Exercise instructions
Copy all the data exactly, except the pictures.

Record list
· · · · · · ·

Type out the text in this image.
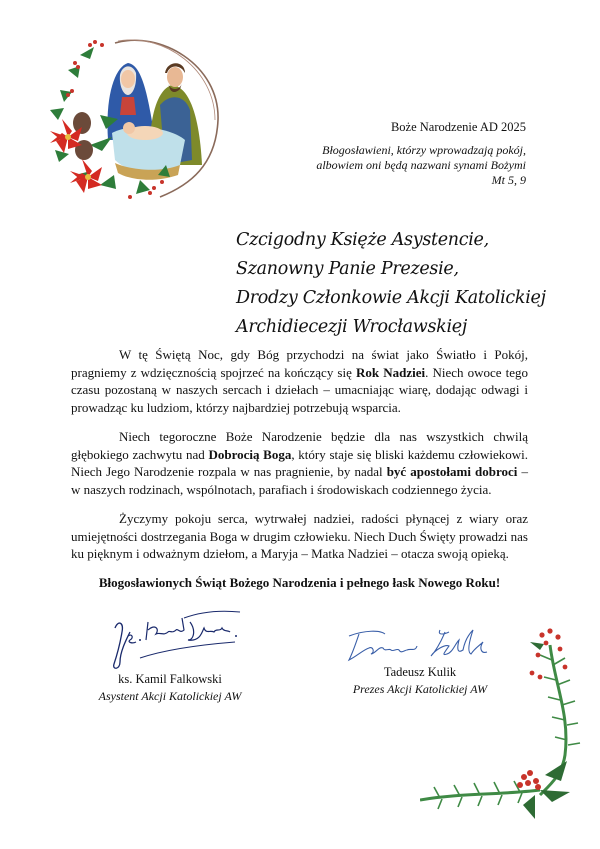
Boże Narodzenie AD 2025
Błogosławieni, którzy wprowadzają pokój,
albowiem oni będą nazwani synami Bożymi
Mt 5, 9
Czcigodny Księże Asystencie,
Szanowny Panie Prezesie,
Drodzy Członkowie Akcji Katolickiej
Archidiecezji Wrocławskiej

W tę Świętą Noc, gdy Bóg przychodzi na świat jako Światło i Pokój, pragniemy z wdzięcznością spojrzeć na kończący się Rok Nadziei. Niech owoce tego czasu pozostaną w naszych sercach i dziełach – umacniając wiarę, dodając odwagi i prowadząc ku ludziom, którzy najbardziej potrzebują wsparcia.

Niech tegoroczne Boże Narodzenie będzie dla nas wszystkich chwilą głębokiego zachwytu nad Dobrocią Boga, który staje się bliski każdemu człowiekowi. Niech Jego Narodzenie rozpala w nas pragnienie, by nadal być apostołami dobroci – w naszych rodzinach, wspólnotach, parafiach i środowiskach codziennego życia.

Życzymy pokoju serca, wytrwałej nadziei, radości płynącej z wiary oraz umiejętności dostrzegania Boga w drugim człowieku. Niech Duch Święty prowadzi nas ku pięknym i odważnym dziełom, a Maryja – Matka Nadziei – otacza swoją opieką.

Błogosławionych Świąt Bożego Narodzenia i pełnego łask Nowego Roku!
ks. Kamil Falkowski
Asystent Akcji Katolickiej AW
Tadeusz Kulik
Prezes Akcji Katolickiej AW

· · · · · · ·

Written response
Type out the text in this image.
Boże Narodzenie AD 2025
Błogosławieni, którzy wprowadzają pokój,
albowiem oni będą nazwani synami Bożymi
Mt 5, 9
Czcigodny Księże Asystencie,
Szanowny Panie Prezesie,
Drodzy Członkowie Akcji Katolickiej
Archidiecezji Wrocławskiej

W tę Świętą Noc, gdy Bóg przychodzi na świat jako Światło i Pokój, pragniemy z wdzięcznością spojrzeć na kończący się Rok Nadziei. Niech owoce tego czasu pozostaną w naszych sercach i dziełach – umacniając wiarę, dodając odwagi i prowadząc ku ludziom, którzy najbardziej potrzebują wsparcia.

Niech tegoroczne Boże Narodzenie będzie dla nas wszystkich chwilą głębokiego zachwytu nad Dobrocią Boga, który staje się bliski każdemu człowiekowi. Niech Jego Narodzenie rozpala w nas pragnienie, by nadal być apostołami dobroci – w naszych rodzinach, wspólnotach, parafiach i środowiskach codziennego życia.

Życzymy pokoju serca, wytrwałej nadziei, radości płynącej z wiary oraz umiejętności dostrzegania Boga w drugim człowieku. Niech Duch Święty prowadzi nas ku pięknym i odważnym dziełom, a Maryja – Matka Nadziei – otacza swoją opieką.

Błogosławionych Świąt Bożego Narodzenia i pełnego łask Nowego Roku!
ks. Kamil Falkowski
Asystent Akcji Katolickiej AW
Tadeusz Kulik
Prezes Akcji Katolickiej AW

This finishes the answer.